• [Objective]:
Every record should be written out exactly, with the pictures left out.

• [Dataset]:
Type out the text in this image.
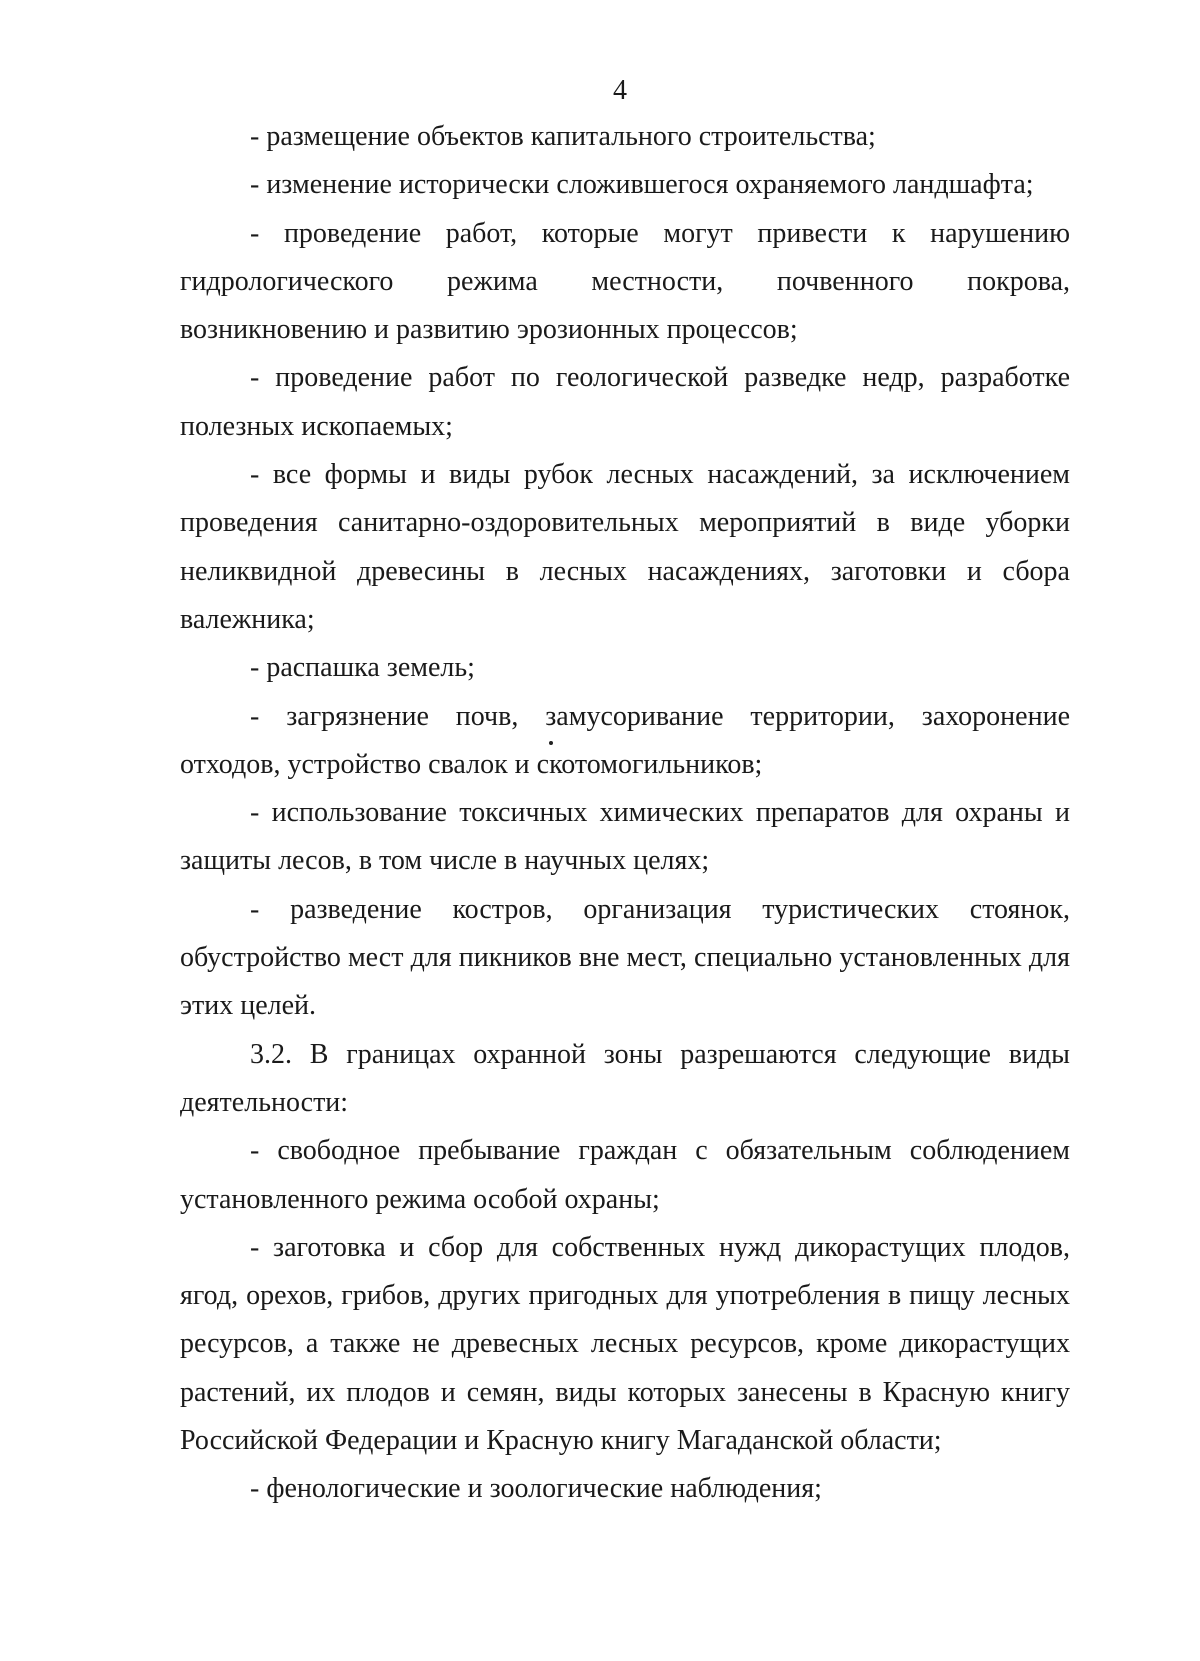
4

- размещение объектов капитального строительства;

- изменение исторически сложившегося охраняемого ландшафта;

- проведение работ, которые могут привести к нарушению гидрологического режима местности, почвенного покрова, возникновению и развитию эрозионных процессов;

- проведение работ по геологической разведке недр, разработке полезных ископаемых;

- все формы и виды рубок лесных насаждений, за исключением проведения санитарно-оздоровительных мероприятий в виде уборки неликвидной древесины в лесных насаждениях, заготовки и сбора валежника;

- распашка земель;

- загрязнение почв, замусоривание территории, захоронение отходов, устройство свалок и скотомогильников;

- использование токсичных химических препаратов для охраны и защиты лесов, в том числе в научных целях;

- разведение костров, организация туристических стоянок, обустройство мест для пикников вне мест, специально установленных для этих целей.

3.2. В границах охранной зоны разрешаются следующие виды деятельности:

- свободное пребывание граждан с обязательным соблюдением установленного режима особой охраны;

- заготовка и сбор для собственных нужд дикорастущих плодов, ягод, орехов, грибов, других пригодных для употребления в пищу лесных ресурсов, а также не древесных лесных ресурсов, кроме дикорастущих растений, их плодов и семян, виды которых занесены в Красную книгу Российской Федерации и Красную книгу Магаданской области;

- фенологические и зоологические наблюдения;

• [Response for this exercise]:
Type out the text in this image.
4

- размещение объектов капитального строительства;

- изменение исторически сложившегося охраняемого ландшафта;

- проведение работ, которые могут привести к нарушению гидрологического режима местности, почвенного покрова, возникновению и развитию эрозионных процессов;

- проведение работ по геологической разведке недр, разработке полезных ископаемых;

- все формы и виды рубок лесных насаждений, за исключением проведения санитарно-оздоровительных мероприятий в виде уборки неликвидной древесины в лесных насаждениях, заготовки и сбора валежника;

- распашка земель;

- загрязнение почв, замусоривание территории, захоронение отходов, устройство свалок и скотомогильников;

- использование токсичных химических препаратов для охраны и защиты лесов, в том числе в научных целях;

- разведение костров, организация туристических стоянок, обустройство мест для пикников вне мест, специально установленных для этих целей.

3.2. В границах охранной зоны разрешаются следующие виды деятельности:

- свободное пребывание граждан с обязательным соблюдением установленного режима особой охраны;

- заготовка и сбор для собственных нужд дикорастущих плодов, ягод, орехов, грибов, других пригодных для употребления в пищу лесных ресурсов, а также не древесных лесных ресурсов, кроме дикорастущих растений, их плодов и семян, виды которых занесены в Красную книгу Российской Федерации и Красную книгу Магаданской области;

- фенологические и зоологические наблюдения;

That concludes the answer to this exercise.